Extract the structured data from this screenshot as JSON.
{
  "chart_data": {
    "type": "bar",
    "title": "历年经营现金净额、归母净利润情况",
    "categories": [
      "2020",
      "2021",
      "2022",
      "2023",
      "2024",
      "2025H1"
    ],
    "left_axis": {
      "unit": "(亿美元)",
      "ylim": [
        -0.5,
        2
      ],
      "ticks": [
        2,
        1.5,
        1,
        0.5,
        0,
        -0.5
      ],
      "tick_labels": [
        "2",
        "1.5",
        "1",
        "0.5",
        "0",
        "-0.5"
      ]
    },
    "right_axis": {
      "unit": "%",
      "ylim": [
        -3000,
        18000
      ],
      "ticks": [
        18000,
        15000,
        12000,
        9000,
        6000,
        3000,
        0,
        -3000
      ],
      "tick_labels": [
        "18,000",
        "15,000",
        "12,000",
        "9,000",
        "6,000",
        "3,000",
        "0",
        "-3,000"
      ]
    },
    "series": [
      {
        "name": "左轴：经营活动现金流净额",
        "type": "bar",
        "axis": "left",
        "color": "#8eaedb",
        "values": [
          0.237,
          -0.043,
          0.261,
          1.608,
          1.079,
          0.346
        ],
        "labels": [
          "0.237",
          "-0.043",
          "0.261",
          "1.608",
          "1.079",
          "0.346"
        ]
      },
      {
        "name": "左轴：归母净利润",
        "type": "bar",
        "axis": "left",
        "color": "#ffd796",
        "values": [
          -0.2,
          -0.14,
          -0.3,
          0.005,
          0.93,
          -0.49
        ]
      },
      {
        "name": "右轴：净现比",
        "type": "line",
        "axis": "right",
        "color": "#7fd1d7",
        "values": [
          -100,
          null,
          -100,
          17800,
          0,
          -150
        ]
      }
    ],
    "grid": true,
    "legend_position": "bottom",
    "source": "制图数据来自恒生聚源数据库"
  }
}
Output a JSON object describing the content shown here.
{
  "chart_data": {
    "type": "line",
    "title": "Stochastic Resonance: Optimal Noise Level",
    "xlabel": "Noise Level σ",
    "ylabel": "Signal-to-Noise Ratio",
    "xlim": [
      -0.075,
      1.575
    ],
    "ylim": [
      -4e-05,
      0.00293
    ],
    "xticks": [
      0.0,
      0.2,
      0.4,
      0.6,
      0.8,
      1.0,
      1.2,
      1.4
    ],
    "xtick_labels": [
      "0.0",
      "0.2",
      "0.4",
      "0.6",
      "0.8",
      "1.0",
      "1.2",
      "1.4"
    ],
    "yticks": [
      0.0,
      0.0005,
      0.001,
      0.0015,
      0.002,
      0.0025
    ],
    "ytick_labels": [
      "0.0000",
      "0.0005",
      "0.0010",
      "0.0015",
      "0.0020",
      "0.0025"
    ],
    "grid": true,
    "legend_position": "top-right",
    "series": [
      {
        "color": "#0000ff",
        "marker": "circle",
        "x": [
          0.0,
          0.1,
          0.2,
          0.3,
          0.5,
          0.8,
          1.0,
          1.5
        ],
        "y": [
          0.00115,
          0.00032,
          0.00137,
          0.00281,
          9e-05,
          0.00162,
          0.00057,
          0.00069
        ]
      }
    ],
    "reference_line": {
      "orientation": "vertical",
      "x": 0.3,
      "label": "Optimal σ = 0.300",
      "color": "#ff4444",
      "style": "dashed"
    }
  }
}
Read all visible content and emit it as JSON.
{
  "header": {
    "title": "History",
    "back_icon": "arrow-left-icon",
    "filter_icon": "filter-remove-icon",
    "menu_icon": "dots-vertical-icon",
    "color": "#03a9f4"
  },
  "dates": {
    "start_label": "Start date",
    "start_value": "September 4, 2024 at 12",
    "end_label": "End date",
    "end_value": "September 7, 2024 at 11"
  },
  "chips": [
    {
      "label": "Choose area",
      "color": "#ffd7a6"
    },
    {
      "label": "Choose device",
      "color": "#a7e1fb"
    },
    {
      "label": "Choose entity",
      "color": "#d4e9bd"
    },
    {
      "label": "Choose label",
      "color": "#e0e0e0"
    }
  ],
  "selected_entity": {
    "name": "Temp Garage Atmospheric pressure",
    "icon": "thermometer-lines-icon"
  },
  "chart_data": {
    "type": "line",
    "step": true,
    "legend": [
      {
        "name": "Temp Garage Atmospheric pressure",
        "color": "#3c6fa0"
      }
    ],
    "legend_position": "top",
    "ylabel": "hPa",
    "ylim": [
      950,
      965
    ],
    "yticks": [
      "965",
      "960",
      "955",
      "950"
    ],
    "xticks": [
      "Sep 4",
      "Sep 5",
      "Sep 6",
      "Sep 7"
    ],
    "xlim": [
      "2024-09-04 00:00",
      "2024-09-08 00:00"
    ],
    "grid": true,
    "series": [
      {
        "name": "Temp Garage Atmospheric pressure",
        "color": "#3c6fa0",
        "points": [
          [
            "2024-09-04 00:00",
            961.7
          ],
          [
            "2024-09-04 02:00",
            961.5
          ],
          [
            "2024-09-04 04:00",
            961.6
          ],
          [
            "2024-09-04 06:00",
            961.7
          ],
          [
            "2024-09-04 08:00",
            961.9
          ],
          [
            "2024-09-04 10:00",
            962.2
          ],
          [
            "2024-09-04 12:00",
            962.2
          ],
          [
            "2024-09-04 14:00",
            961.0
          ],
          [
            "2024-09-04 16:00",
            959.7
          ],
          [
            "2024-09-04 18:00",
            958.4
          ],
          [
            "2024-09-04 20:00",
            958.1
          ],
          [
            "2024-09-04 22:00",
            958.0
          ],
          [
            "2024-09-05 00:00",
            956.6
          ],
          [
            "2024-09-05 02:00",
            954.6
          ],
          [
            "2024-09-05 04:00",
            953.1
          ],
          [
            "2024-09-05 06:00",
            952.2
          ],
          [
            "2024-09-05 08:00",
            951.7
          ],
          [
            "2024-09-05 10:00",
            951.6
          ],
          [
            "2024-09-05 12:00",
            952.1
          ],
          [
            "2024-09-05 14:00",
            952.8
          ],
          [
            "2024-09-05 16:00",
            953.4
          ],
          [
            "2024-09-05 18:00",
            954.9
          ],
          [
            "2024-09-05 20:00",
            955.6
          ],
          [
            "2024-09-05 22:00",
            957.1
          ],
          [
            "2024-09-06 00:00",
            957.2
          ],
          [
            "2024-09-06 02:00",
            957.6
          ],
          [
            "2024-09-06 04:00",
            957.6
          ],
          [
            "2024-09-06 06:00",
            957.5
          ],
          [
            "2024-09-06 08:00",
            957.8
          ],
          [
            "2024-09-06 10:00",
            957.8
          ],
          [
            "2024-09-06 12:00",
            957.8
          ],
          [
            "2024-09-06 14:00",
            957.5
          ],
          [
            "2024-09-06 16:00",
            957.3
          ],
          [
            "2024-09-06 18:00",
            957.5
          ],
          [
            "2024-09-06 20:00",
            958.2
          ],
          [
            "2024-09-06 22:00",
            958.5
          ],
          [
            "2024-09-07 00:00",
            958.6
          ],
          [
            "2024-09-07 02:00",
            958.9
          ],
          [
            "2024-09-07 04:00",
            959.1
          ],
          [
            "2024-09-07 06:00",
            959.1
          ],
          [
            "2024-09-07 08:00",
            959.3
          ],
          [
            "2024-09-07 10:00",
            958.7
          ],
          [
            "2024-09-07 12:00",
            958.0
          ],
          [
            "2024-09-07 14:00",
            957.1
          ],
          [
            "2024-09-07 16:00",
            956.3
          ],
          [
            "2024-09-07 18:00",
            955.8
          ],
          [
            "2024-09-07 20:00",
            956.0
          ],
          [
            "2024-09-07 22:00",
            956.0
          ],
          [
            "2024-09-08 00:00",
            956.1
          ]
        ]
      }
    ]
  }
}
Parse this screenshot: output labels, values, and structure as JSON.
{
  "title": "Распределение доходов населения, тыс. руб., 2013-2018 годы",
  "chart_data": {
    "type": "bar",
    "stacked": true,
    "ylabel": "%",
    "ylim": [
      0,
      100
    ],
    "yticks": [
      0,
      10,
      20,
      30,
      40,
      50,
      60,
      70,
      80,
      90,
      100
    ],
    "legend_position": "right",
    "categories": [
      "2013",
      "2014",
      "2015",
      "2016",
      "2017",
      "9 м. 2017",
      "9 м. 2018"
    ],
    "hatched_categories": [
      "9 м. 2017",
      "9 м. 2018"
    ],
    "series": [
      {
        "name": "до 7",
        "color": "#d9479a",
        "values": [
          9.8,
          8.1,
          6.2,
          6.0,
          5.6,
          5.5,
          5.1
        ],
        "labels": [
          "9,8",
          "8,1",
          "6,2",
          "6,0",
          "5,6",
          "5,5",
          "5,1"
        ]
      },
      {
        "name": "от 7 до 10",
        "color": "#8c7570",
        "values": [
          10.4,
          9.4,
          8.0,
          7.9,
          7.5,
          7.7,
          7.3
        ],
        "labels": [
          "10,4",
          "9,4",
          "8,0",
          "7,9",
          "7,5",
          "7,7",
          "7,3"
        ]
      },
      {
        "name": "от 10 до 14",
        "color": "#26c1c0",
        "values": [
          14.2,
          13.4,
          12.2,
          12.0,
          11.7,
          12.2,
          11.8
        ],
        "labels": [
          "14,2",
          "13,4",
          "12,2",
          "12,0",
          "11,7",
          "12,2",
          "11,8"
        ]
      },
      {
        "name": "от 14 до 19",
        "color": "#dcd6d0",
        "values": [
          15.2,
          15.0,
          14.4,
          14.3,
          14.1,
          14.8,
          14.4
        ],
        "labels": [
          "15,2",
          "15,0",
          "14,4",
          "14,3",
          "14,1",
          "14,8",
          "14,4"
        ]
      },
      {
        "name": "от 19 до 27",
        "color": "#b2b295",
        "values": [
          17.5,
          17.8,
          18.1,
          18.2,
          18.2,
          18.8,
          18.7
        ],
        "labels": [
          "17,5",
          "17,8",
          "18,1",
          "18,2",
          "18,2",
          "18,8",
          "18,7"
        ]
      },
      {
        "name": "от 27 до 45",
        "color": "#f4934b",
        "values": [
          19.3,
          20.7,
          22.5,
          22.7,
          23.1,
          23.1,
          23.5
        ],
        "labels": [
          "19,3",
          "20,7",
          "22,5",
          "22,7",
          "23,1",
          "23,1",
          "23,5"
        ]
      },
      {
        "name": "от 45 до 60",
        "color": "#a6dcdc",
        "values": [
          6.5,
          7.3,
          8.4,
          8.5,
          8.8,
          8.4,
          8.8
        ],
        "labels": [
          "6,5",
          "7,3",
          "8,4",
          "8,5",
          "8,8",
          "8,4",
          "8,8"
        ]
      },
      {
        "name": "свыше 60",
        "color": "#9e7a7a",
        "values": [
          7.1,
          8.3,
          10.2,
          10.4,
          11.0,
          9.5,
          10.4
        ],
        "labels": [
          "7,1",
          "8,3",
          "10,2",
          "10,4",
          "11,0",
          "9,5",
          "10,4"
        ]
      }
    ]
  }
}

——

*GIVEN TASK:*
Scan the entries above. Copy each line that has the string "Noise".

*FINISHED EXERCISE:*
    "title": "Stochastic Resonance: Optimal Noise Level",
    "xlabel": "Noise Level σ",
    "ylabel": "Signal-to-Noise Ratio",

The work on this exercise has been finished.